## START Records to process

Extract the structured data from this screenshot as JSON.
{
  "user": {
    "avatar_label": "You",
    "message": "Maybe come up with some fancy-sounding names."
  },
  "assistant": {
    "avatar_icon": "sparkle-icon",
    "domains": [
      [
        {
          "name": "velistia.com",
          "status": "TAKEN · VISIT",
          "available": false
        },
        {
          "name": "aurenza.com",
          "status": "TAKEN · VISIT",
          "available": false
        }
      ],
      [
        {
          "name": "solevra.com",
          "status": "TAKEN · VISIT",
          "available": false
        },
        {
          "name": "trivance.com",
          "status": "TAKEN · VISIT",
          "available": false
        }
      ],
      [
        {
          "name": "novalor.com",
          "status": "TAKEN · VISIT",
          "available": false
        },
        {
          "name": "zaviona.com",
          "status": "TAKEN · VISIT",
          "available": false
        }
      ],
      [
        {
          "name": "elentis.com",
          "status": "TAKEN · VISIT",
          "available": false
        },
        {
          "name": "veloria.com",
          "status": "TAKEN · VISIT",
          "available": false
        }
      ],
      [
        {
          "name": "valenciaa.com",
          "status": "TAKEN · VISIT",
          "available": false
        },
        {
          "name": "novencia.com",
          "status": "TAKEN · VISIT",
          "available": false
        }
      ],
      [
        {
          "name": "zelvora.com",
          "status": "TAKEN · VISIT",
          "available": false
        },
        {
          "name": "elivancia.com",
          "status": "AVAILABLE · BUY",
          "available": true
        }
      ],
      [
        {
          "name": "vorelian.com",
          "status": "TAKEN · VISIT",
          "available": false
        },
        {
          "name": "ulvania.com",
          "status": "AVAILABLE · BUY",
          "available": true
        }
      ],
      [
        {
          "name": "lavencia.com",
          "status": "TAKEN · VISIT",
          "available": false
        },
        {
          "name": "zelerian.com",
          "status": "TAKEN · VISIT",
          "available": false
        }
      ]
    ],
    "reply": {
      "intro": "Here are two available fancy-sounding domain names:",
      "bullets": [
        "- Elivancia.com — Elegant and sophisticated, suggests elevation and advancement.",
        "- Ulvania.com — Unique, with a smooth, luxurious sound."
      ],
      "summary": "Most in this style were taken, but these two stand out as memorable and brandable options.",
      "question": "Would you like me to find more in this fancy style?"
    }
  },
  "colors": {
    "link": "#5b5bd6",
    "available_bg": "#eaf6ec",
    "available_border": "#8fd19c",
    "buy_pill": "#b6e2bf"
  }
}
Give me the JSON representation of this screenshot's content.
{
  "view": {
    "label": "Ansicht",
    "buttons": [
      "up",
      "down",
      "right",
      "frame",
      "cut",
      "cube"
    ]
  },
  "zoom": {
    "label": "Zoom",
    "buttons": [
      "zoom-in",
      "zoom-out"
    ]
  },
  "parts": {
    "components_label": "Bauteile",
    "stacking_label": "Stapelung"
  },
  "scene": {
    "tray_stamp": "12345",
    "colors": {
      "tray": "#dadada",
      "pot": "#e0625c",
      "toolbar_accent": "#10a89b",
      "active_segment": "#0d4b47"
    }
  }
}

## END Records to process

Objective:
Return every line of the material exactly.

Written solution:
Extract the structured data from this screenshot as JSON.
{
  "user": {
    "avatar_label": "You",
    "message": "Maybe come up with some fancy-sounding names."
  },
  "assistant": {
    "avatar_icon": "sparkle-icon",
    "domains": [
      [
        {
          "name": "velistia.com",
          "status": "TAKEN · VISIT",
          "available": false
        },
        {
          "name": "aurenza.com",
          "status": "TAKEN · VISIT",
          "available": false
        }
      ],
      [
        {
          "name": "solevra.com",
          "status": "TAKEN · VISIT",
          "available": false
        },
        {
          "name": "trivance.com",
          "status": "TAKEN · VISIT",
          "available": false
        }
      ],
      [
        {
          "name": "novalor.com",
          "status": "TAKEN · VISIT",
          "available": false
        },
        {
          "name": "zaviona.com",
          "status": "TAKEN · VISIT",
          "available": false
        }
      ],
      [
        {
          "name": "elentis.com",
          "status": "TAKEN · VISIT",
          "available": false
        },
        {
          "name": "veloria.com",
          "status": "TAKEN · VISIT",
          "available": false
        }
      ],
      [
        {
          "name": "valenciaa.com",
          "status": "TAKEN · VISIT",
          "available": false
        },
        {
          "name": "novencia.com",
          "status": "TAKEN · VISIT",
          "available": false
        }
      ],
      [
        {
          "name": "zelvora.com",
          "status": "TAKEN · VISIT",
          "available": false
        },
        {
          "name": "elivancia.com",
          "status": "AVAILABLE · BUY",
          "available": true
        }
      ],
      [
        {
          "name": "vorelian.com",
          "status": "TAKEN · VISIT",
          "available": false
        },
        {
          "name": "ulvania.com",
          "status": "AVAILABLE · BUY",
          "available": true
        }
      ],
      [
        {
          "name": "lavencia.com",
          "status": "TAKEN · VISIT",
          "available": false
        },
        {
          "name": "zelerian.com",
          "status": "TAKEN · VISIT",
          "available": false
        }
      ]
    ],
    "reply": {
      "intro": "Here are two available fancy-sounding domain names:",
      "bullets": [
        "- Elivancia.com — Elegant and sophisticated, suggests elevation and advancement.",
        "- Ulvania.com — Unique, with a smooth, luxurious sound."
      ],
      "summary": "Most in this style were taken, but these two stand out as memorable and brandable options.",
      "question": "Would you like me to find more in this fancy style?"
    }
  },
  "colors": {
    "link": "#5b5bd6",
    "available_bg": "#eaf6ec",
    "available_border": "#8fd19c",
    "buy_pill": "#b6e2bf"
  }
}
Give me the JSON representation of this screenshot's content.
{
  "view": {
    "label": "Ansicht",
    "buttons": [
      "up",
      "down",
      "right",
      "frame",
      "cut",
      "cube"
    ]
  },
  "zoom": {
    "label": "Zoom",
    "buttons": [
      "zoom-in",
      "zoom-out"
    ]
  },
  "parts": {
    "components_label": "Bauteile",
    "stacking_label": "Stapelung"
  },
  "scene": {
    "tray_stamp": "12345",
    "colors": {
      "tray": "#dadada",
      "pot": "#e0625c",
      "toolbar_accent": "#10a89b",
      "active_segment": "#0d4b47"
    }
  }
}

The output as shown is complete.